Gather each line of the records where "notes" appears.

Dataset items:
----------------
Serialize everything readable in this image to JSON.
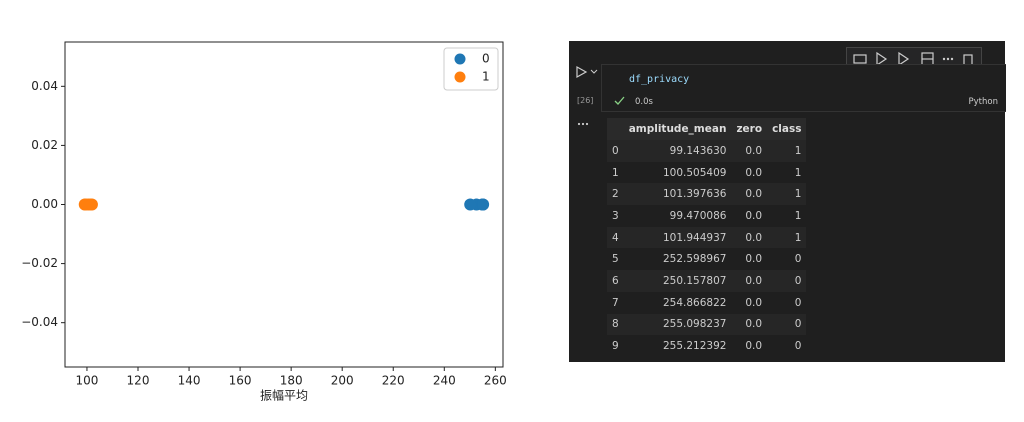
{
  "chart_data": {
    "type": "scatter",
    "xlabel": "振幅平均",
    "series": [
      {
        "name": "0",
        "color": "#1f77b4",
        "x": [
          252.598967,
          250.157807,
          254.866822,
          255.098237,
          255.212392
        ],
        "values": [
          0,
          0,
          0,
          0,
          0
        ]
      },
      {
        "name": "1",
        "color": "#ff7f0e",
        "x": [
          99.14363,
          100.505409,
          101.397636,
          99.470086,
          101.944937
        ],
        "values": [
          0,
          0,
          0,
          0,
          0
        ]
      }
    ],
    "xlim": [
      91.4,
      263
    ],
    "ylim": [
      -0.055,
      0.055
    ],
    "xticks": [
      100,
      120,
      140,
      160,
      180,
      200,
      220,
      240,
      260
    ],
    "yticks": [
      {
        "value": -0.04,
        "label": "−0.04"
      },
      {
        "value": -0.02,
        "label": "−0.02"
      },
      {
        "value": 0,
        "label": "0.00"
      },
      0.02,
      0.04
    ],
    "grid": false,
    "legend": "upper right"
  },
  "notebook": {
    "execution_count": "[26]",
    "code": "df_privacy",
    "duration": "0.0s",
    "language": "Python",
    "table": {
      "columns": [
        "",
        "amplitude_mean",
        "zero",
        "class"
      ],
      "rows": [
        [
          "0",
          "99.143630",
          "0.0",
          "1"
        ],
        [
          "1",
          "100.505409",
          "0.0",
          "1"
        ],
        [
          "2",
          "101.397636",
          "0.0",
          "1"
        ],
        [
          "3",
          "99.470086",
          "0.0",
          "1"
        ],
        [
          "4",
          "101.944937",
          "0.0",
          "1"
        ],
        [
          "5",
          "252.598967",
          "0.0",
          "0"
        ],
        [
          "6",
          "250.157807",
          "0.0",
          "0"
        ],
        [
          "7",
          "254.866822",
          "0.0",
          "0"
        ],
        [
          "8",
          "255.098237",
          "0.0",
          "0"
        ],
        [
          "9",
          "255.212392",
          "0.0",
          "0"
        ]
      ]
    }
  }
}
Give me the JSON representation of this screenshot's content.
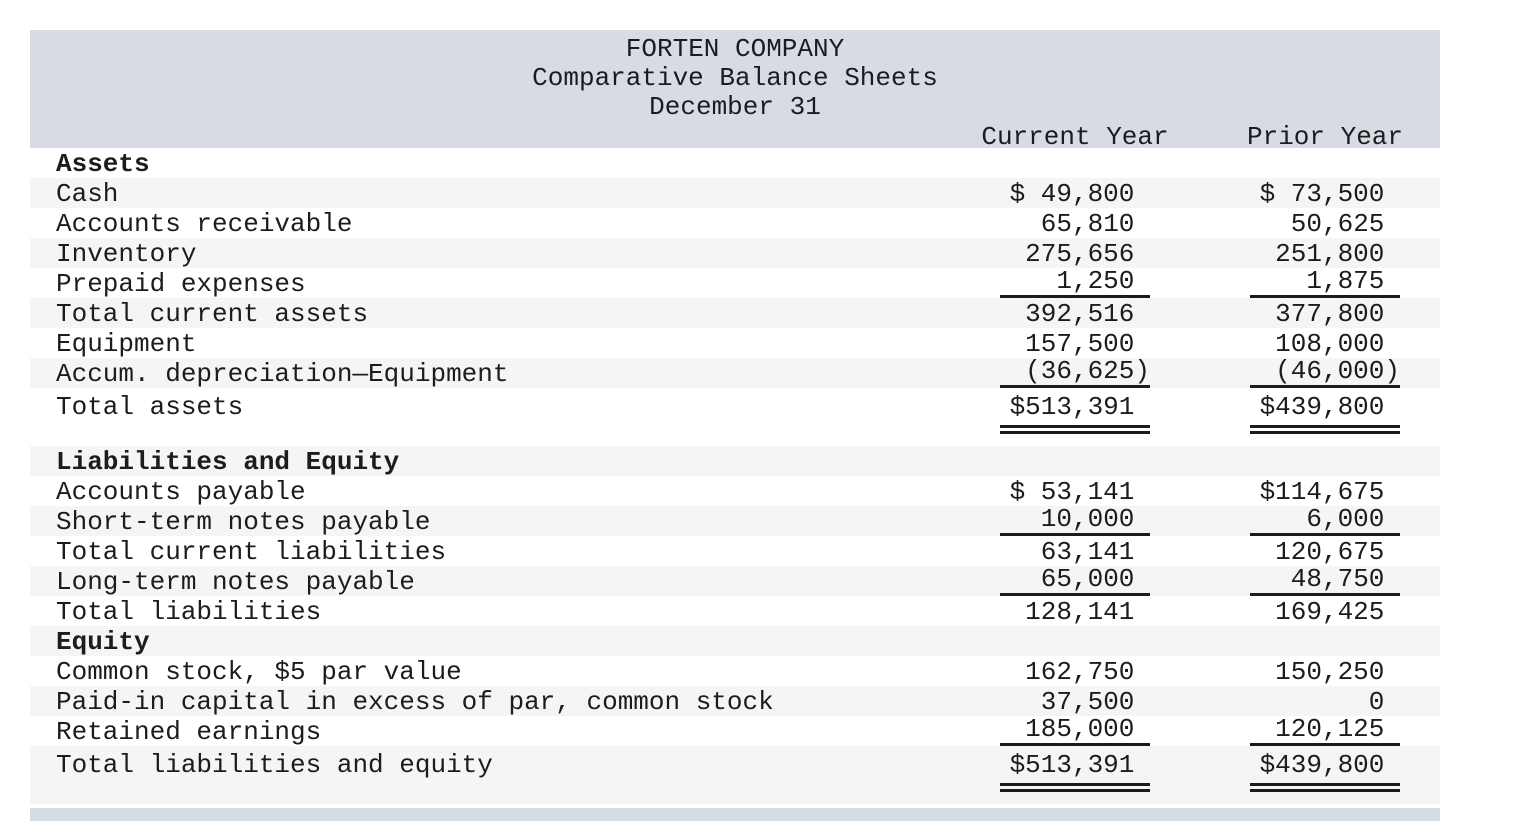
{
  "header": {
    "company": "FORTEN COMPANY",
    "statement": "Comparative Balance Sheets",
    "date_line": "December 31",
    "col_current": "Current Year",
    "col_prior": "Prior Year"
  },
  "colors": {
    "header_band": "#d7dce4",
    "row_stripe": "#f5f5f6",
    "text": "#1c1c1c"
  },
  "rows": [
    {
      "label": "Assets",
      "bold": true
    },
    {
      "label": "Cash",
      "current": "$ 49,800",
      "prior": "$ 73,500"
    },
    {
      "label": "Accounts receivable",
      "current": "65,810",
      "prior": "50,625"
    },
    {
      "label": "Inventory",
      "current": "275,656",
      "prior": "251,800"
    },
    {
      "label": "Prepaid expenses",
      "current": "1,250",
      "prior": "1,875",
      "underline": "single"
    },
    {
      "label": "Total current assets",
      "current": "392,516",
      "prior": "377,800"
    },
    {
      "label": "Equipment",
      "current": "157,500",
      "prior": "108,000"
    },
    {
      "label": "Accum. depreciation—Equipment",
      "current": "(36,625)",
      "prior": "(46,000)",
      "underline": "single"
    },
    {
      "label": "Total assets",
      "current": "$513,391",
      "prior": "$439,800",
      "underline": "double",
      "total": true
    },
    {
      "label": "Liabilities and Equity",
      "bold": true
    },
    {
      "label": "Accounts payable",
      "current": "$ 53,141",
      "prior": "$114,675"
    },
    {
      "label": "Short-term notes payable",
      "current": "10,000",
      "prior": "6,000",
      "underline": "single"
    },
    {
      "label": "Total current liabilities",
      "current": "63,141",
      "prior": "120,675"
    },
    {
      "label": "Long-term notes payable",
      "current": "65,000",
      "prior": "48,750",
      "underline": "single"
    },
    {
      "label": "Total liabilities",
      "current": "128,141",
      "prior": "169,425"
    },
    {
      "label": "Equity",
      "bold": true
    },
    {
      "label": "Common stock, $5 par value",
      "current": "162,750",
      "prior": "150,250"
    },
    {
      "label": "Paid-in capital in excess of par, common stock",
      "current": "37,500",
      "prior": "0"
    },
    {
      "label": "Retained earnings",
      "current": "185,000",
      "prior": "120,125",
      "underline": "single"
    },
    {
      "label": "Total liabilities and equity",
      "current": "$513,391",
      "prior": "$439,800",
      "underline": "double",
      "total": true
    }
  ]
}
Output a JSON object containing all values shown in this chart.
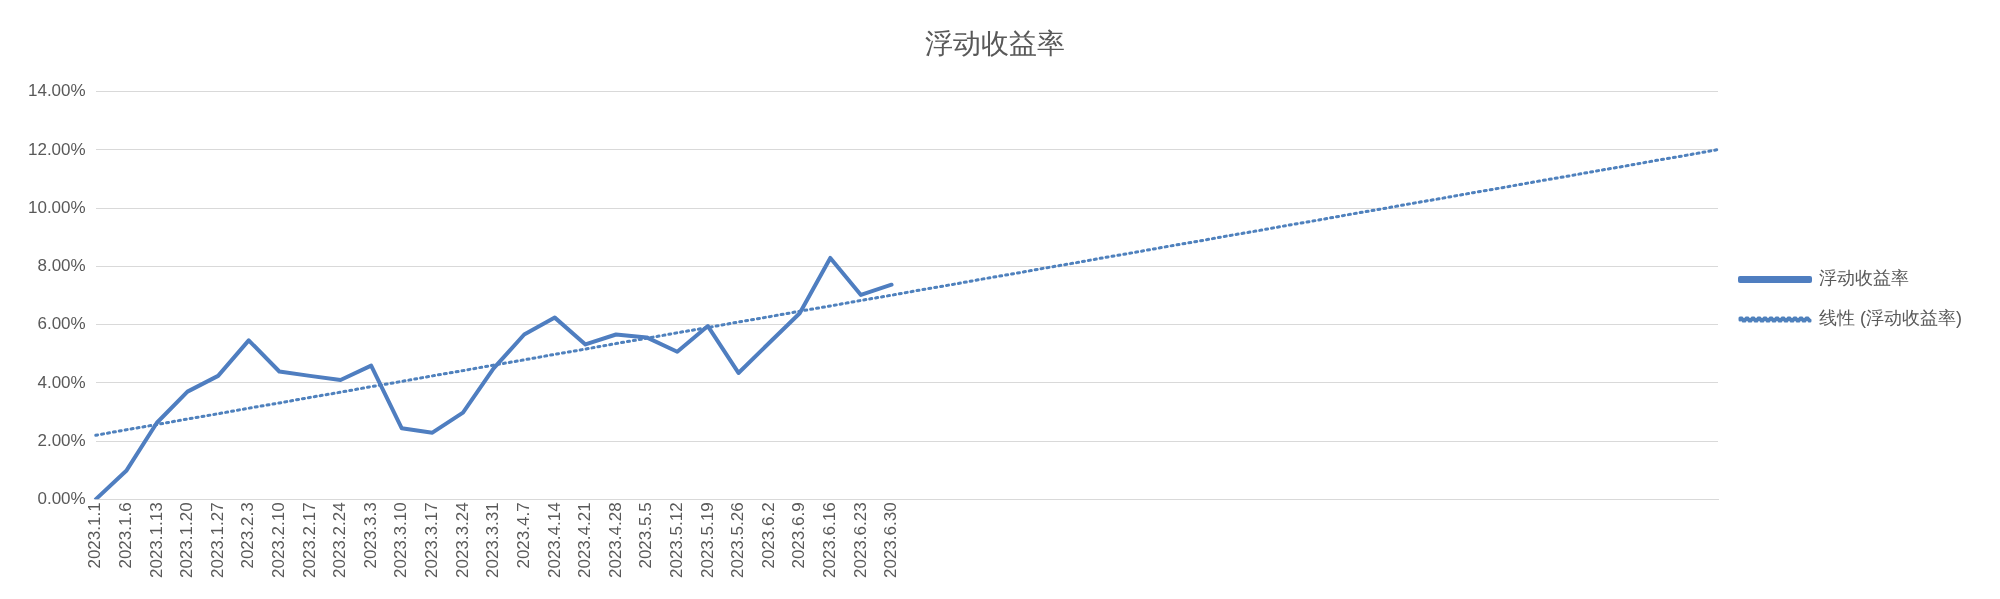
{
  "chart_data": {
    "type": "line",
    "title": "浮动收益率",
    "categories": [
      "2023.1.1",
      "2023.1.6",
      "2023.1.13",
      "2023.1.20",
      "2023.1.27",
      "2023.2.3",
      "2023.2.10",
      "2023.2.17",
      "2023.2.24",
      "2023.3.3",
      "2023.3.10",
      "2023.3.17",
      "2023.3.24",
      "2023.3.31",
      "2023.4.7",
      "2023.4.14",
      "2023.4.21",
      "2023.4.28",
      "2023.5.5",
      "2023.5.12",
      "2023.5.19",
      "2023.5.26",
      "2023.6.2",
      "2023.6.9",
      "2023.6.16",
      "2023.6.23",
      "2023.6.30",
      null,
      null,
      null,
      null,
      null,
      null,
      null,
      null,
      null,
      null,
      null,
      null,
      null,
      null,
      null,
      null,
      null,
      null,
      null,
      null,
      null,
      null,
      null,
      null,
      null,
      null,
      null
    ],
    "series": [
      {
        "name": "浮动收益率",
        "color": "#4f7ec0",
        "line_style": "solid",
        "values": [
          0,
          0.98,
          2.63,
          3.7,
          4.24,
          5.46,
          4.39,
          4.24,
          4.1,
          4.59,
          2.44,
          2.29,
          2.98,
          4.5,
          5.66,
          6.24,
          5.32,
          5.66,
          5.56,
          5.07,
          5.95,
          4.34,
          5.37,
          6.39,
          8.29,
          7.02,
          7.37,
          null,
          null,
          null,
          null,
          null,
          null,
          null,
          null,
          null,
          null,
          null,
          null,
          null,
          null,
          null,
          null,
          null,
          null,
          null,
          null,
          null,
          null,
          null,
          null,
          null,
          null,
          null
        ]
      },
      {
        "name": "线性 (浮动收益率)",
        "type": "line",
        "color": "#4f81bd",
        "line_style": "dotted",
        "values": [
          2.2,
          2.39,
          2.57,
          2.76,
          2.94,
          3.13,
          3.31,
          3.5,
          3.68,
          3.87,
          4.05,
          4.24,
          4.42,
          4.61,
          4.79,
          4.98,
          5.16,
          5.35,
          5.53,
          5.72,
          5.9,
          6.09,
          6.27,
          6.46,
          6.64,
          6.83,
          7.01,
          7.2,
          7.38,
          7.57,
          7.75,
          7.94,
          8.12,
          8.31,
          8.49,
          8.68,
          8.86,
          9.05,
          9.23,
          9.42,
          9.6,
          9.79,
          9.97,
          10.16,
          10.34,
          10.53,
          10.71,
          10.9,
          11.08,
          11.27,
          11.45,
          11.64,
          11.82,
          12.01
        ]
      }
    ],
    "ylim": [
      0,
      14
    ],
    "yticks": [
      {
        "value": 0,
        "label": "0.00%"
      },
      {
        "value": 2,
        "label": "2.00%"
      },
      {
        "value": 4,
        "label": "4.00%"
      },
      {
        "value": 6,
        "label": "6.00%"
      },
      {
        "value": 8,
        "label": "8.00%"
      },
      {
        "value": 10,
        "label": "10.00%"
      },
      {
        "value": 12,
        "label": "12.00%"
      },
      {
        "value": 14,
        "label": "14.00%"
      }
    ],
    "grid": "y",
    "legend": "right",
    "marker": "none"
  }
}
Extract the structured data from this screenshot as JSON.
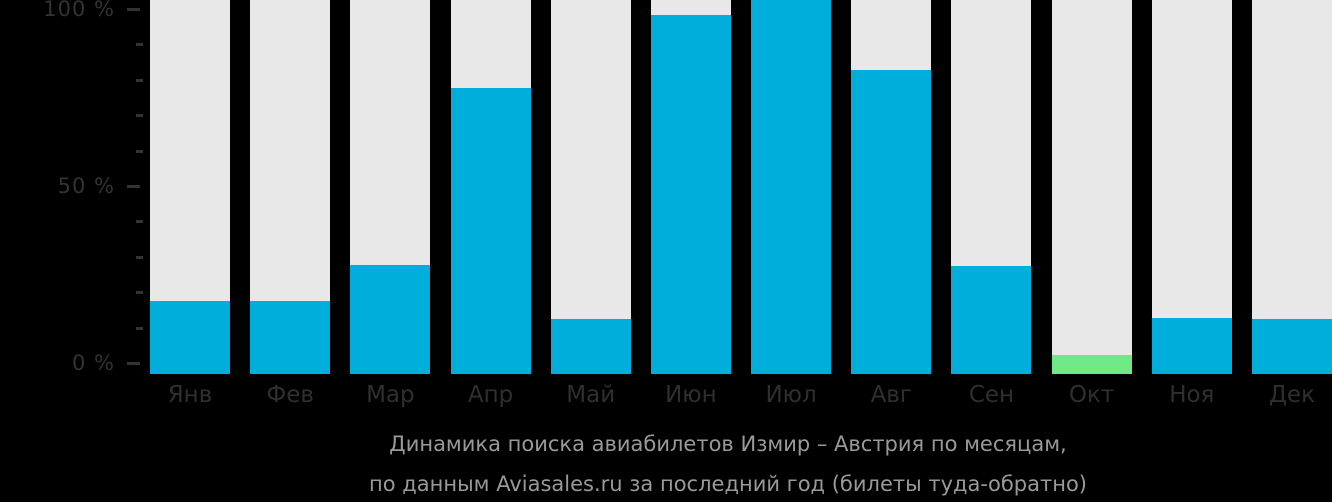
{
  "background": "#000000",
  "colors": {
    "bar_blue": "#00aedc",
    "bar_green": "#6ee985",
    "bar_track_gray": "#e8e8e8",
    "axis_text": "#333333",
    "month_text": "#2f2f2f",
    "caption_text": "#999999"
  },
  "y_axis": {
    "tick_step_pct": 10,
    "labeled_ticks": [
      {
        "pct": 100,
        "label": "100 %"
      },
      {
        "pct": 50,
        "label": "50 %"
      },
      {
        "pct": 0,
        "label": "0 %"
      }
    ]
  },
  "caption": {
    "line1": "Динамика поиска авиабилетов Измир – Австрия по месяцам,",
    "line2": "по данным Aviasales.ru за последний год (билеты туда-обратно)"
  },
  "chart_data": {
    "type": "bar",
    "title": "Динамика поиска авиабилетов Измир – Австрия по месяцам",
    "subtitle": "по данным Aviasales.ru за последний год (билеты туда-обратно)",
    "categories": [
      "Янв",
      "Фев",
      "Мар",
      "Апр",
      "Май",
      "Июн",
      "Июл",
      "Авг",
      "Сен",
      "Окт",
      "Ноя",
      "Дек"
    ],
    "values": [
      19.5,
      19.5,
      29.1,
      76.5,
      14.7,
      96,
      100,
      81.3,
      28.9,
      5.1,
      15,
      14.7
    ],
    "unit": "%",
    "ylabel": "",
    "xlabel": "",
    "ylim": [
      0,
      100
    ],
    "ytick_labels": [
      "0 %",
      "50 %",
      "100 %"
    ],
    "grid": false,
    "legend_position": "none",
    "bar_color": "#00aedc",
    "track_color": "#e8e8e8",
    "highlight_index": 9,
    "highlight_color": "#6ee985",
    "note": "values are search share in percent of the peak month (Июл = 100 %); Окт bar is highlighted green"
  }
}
----------------
:: EXERCISE RESULT ::
      "label": "Short-term notes payable",
      "label": "Long-term notes payable",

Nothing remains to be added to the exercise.